Tarea asignada 1 —
Reproduzca sin alteraciones la parte del fragmento sobre los qanāts que comienza con las palabras "El llamado qanāt" y concluye con "podía circular perfectamente.".
Tarea asignada 2 —
Prosiga la redacción del fragmento sobre los qanāts a partir de su última oración.

Fragmento —
******************************
El llamado qanāt quizá se pudo iniciar, en la remota antigüedad asiria, como una técnica minera subsidiaria, de explotación del agua subterránea por medio de galerías de drenaje, aprovechando las galerías de minas. El qanāt, o canal de irrigación subterráneo, conducía el agua desde el depósito localizado en el subsuelo hasta el lugar donde se necesitara. Su proyección era horizontal o con una ligera pendiente, y podía reducirse a una sola conducción o complicarse, cuando la técnica ya estaba muy avanzada, en una red de conducciones, auténtico laberinto bajo el suelo. Las dimensiones de la galería eran considerables: 1 metro de ancho por 1,80 m de alto, por lo que un hombre de pie podía circular perfectamente.
Eran verdaderos acueductos subterráneos, revestidos de ladrillo en su interior, especialmente en las zonas donde la roca podía resquebrajarse. Cada cierto tramo (alrededor de 50 metros) se practicaban en las galerías unas perforaciones de comunicación con la superficie del suelo; agujeros por los que, a un tiempo, se echaban fuera los escombros acumulados de la perforación y se creaba una corriente de ventilación de aire, que evitaba la acumulación de gases y la contaminación del agua. Incluso, si la corriente de aire era de importancia, ayudaba al agua a que ésta fluyera más rápidamente. A veces estas perforaciones constituían profundos pozos verticales, de hasta 55 metros de profundidad en aquellos tramos más cercanos al depósito acuífero-madre. Es curioso contemplar los paisajes de qanāts en algunas zonas como Irán, donde la frecuencia de los pozos excavados y con los residuos acumulados en la superficie, en torno a la boca del pozo, dan la impresión de un hábitat propio de topos.
******************************
Entradas de la colección
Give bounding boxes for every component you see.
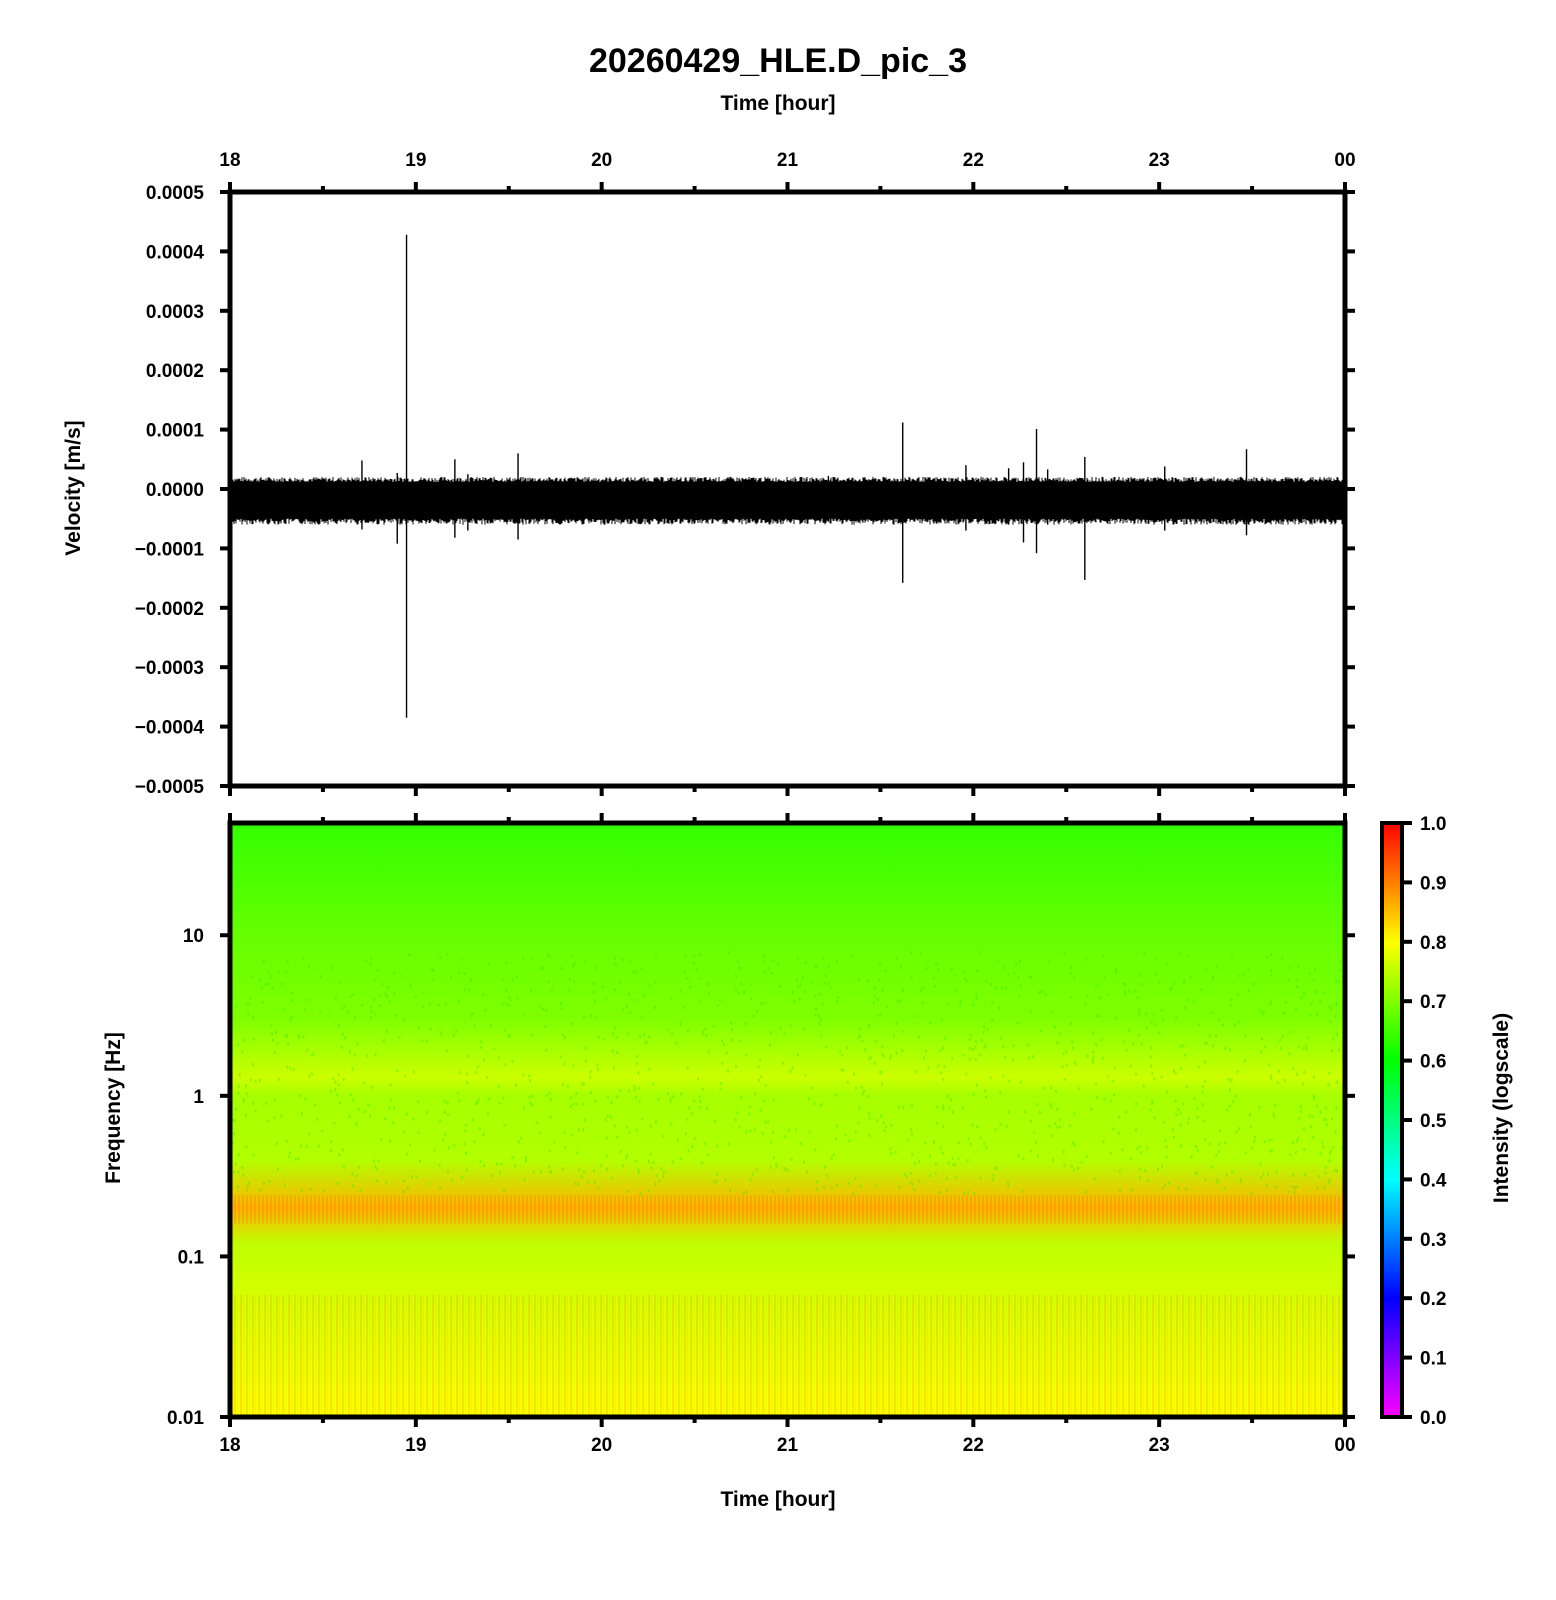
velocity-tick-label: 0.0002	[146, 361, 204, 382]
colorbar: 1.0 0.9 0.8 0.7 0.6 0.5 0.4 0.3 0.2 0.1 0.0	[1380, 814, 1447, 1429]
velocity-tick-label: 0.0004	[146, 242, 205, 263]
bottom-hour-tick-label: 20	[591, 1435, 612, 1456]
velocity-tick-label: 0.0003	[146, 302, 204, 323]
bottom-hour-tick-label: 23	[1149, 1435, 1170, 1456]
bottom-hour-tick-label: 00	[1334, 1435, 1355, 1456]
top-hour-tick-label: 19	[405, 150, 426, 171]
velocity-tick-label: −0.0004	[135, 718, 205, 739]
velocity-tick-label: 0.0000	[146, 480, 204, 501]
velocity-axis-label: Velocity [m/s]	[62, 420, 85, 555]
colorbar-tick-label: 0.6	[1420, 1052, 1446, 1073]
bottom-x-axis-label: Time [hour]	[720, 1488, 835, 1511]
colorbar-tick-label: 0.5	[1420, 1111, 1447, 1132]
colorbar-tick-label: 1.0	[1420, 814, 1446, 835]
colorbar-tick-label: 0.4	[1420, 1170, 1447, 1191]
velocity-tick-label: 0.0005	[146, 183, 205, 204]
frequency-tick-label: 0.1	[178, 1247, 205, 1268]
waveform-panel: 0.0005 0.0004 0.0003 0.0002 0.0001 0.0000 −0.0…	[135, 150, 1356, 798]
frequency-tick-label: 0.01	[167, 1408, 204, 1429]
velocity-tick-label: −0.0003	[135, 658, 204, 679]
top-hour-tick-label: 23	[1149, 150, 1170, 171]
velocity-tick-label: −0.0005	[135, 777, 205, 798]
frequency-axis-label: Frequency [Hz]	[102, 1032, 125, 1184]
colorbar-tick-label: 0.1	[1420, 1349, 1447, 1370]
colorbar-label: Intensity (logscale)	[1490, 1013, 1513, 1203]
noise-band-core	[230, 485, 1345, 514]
******************************
Respuesta 1 —
El llamado qanāt quizá se pudo iniciar, en la remota antigüedad asiria, como una técnica minera subsidiaria, de explotación del agua subterránea por medio de galerías de drenaje, aprovechando las galerías de minas. El qanāt, o canal de irrigación subterráneo, conducía el agua desde el depósito localizado en el subsuelo hasta el lugar donde se necesitara. Su proyección era horizontal o con una ligera pendiente, y podía reducirse a una sola conducción o complicarse, cuando la técnica ya estaba muy avanzada, en una red de conducciones, auténtico laberinto bajo el suelo. Las dimensiones de la galería eran considerables: 1 metro de ancho por 1,80 m de alto, por lo que un hombre de pie podía circular perfectamente.

Respuesta 2 —
«…No hay un tema más hermoso ni un arte más sutil, más provechoso, que la explotación de las aguas subterráneas. Ellas son las que hacen posible el cultivo del suelo y la vida de los habitantes.»
También son muy abundantes en la zona sur de Marruecos, específicamente en Tafilalet y en Marrakech y sus alrededores, donde se les conoce con el nombre de juttarā. Al parecer, en Marrakech fueron inicialmente construidas en época almorávide (siglo XI) por un ingeniero llamado Ibn Yunūs, quien de esta forma trajo el agua a la ciudad y pudieron prodigarse sus jardines. En la actualidad existen unos trescientos cincuenta qanāts de cinco kilómetros cada uno.
Los qanats de al-Andalus
En al-Andalus los qanāts se difundieron con la dinastía Omeya, durante el siglo VIII, y entre los sistemas de qanāts de la España musulmana que podemos aún vislumbrar, están los de Madrid, que traían el agua desde las fuentes del río Guadarrama hasta la Villa, y los de Crevillente (Alicante), con una longitud éstos de 1.500 metros y 19 pozos de aireación. Hubo varios autores árabes que dejaron tratados más o menos voluminosos sobre esta técnica hidrológica. Un ejemplo es Ibn Wahšiyya, autor de La agricultura nabatea, obra maestra del género, muy conocida ya en el siglo x en al-Andalus, que supuso la divulgación de las más antiguas técnicas de irrigación. Fue, por así decirlo, el manual de consulta de todos los ingenieros musulmanes —muqannīs— y en el que se inspiraron los demás autores.
Ordenanza laboral
Uno de estos muqannīs, al-Karayˆī, famoso matemático iranio natural de Karadj (cerca de Teherán), escribió hacia 1010 un Tratado de las aguas subterráneas (Kitāb Inbat al-miyāh al-jafiyya), compuesto de 30 capítulos.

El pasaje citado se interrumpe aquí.